## INPUT RECORDS:
■ ■ ■ ■
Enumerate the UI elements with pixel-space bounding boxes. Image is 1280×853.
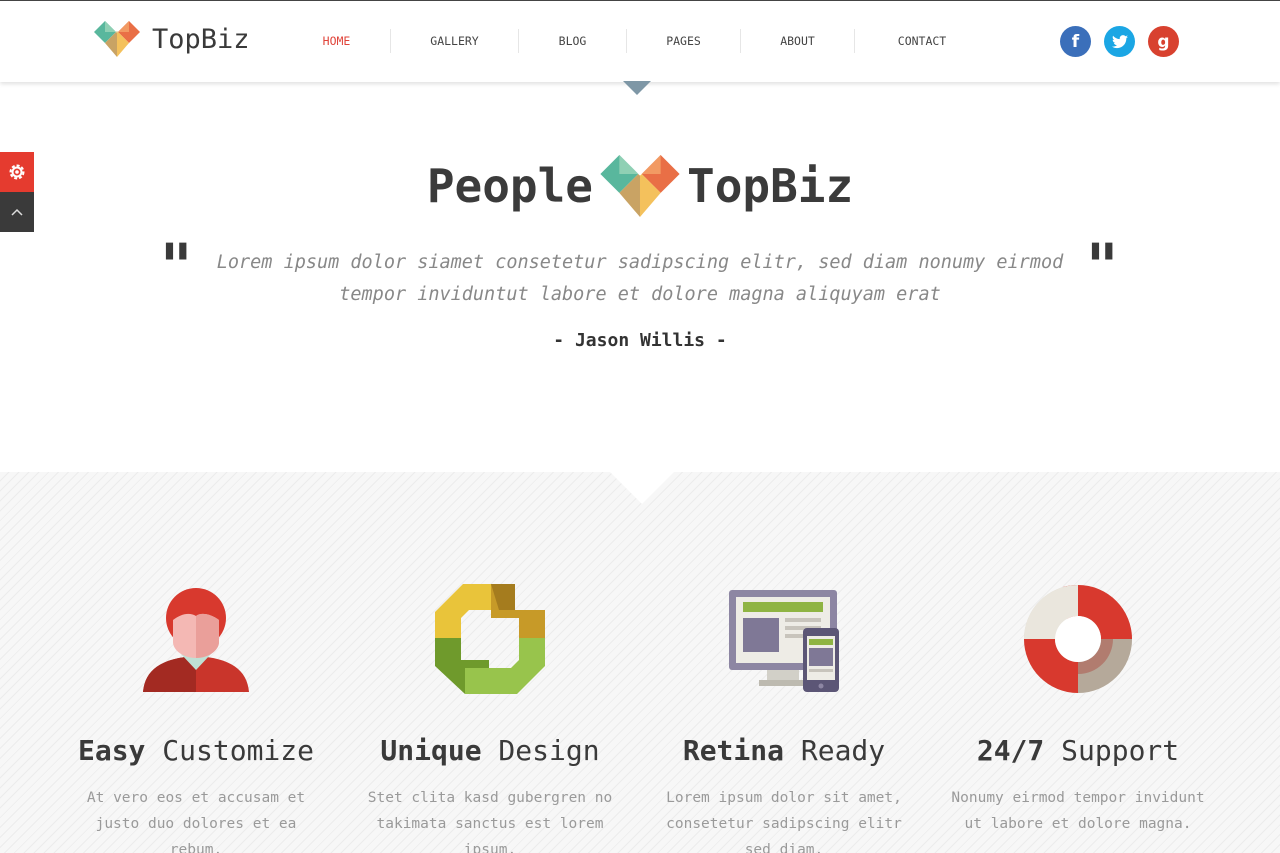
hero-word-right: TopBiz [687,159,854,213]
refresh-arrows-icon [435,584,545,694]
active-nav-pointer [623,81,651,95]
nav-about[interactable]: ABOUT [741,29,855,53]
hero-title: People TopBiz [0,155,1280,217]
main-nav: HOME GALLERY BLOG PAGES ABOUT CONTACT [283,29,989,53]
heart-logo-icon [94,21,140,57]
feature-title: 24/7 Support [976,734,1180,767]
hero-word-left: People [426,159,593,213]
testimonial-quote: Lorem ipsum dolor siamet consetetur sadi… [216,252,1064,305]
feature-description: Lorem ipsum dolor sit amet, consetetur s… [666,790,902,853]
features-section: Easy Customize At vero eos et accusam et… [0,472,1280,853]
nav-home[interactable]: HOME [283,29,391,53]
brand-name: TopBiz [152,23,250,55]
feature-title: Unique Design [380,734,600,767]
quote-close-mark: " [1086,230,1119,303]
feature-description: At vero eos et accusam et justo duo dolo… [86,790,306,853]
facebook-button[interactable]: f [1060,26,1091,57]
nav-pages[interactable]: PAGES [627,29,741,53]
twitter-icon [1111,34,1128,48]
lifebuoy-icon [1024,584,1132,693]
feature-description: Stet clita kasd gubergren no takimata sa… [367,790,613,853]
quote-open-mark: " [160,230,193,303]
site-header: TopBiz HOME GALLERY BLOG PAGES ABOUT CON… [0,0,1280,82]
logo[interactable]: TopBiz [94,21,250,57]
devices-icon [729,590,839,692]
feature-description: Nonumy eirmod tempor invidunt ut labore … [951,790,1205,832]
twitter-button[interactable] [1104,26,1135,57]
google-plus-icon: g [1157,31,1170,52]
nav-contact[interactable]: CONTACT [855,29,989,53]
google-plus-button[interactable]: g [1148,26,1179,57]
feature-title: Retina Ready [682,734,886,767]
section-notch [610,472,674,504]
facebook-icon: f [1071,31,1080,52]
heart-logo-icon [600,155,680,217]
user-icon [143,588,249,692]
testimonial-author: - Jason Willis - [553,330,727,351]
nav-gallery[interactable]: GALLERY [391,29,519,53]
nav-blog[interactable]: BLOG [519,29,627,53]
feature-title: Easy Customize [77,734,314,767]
■ ■ ■ ■
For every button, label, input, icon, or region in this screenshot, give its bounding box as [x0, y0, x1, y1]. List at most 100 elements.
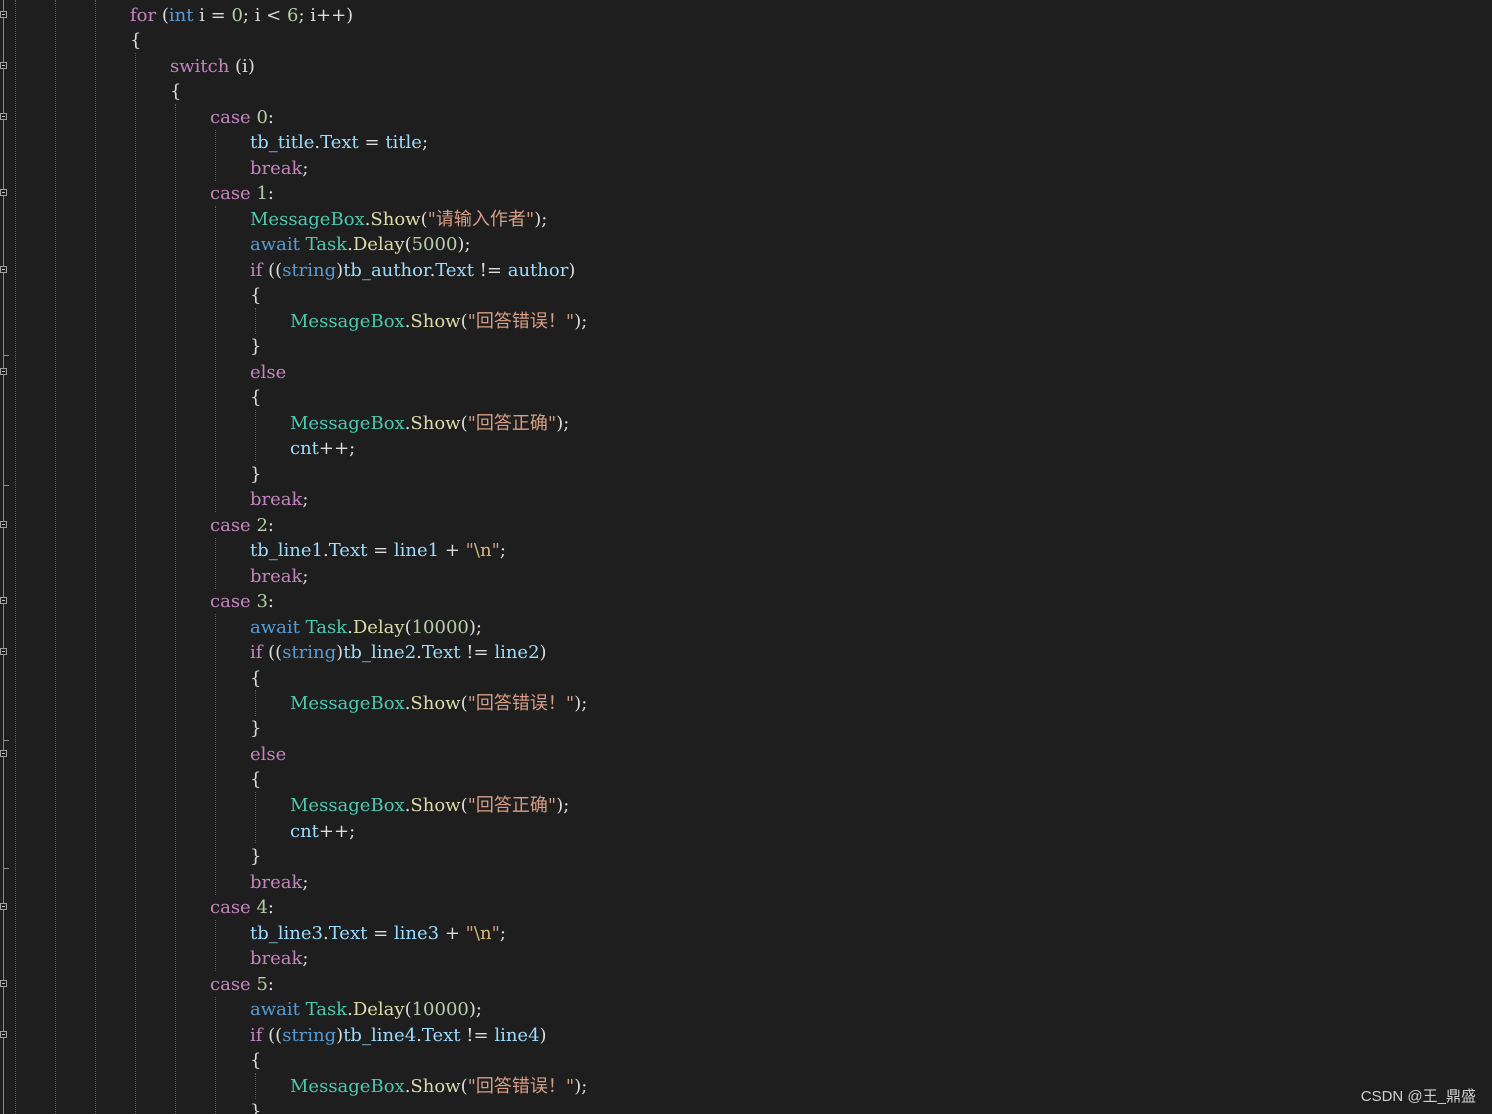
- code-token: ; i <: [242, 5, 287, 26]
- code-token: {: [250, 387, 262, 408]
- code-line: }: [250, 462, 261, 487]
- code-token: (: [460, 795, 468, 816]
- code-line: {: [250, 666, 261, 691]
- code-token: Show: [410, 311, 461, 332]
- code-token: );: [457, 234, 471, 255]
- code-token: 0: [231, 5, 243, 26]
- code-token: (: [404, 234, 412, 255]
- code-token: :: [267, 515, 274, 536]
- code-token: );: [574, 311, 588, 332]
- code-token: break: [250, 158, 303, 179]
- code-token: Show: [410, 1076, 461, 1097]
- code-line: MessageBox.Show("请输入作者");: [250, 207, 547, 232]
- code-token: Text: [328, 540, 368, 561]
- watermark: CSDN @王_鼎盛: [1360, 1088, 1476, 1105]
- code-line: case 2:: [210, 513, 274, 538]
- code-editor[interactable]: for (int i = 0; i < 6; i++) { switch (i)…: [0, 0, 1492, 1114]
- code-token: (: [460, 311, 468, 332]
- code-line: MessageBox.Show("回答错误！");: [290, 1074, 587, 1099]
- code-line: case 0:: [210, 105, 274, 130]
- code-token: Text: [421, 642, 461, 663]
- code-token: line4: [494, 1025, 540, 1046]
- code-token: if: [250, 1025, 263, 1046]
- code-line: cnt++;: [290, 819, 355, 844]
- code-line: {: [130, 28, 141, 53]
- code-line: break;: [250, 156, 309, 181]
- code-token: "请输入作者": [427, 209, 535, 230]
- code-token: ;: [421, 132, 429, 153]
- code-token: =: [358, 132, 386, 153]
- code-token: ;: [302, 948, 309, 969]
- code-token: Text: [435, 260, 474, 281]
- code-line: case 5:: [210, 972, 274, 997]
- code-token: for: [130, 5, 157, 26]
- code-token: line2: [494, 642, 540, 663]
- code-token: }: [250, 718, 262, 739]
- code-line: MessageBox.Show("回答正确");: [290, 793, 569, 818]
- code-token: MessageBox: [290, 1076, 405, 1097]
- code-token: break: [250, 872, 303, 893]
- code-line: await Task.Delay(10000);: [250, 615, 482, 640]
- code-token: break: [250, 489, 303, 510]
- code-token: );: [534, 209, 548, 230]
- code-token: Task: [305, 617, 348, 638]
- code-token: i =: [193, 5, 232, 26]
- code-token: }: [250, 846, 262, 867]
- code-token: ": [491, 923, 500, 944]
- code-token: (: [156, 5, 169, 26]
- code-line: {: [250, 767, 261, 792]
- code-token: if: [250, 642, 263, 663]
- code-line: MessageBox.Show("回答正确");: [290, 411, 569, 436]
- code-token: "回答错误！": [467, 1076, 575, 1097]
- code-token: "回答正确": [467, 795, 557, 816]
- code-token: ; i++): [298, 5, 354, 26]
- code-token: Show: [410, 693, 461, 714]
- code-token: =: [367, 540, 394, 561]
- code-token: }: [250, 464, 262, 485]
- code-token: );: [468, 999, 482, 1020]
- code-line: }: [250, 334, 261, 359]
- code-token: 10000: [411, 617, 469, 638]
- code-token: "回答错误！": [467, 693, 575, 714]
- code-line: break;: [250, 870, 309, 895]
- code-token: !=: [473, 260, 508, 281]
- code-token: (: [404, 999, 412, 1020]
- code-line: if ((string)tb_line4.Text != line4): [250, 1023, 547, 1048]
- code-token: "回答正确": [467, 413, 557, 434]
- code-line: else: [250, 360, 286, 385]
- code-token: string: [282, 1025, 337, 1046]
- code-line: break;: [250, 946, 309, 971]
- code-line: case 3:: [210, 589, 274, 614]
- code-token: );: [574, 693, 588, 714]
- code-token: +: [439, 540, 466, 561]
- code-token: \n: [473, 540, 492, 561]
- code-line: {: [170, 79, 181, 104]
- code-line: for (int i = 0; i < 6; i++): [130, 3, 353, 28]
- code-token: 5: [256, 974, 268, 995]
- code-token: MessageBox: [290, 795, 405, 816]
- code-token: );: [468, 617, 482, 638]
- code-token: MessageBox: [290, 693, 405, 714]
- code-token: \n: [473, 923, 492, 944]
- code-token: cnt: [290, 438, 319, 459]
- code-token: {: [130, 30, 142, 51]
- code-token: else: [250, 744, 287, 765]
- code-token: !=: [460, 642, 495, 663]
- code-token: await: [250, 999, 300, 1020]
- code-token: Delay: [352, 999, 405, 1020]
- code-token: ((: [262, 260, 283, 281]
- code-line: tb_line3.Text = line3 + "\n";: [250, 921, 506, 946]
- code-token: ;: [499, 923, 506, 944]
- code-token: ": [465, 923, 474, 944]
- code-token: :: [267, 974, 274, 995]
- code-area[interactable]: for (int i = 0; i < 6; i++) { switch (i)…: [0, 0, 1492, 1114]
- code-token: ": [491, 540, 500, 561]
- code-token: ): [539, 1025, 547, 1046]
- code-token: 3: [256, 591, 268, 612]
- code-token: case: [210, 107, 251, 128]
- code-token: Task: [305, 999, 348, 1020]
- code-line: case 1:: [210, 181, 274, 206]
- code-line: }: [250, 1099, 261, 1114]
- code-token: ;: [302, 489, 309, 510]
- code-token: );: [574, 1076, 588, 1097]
■ ■ ■ ■
## WORK INSTRUCTIONS:
Retype the records from the line containing "hero-word-right: TopBiz [687,159,854,213]" through the line containing "testimonial-quote: Lorem ipsum".

## RESULT OF THE EXERCISE:
hero-word-right: TopBiz [687,159,854,213]
refresh-arrows-icon [435,584,545,694]
active-nav-pointer [623,81,651,95]
nav-about[interactable]: ABOUT [741,29,855,53]
hero-title: People TopBiz [0,155,1280,217]
main-nav: HOME GALLERY BLOG PAGES ABOUT CONTACT [283,29,989,53]
heart-logo-icon [94,21,140,57]
feature-title: 24/7 Support [976,734,1180,767]
hero-word-left: People [426,159,593,213]
testimonial-quote: Lorem ipsum dolor siamet consetetur sadi… [216,252,1064,305]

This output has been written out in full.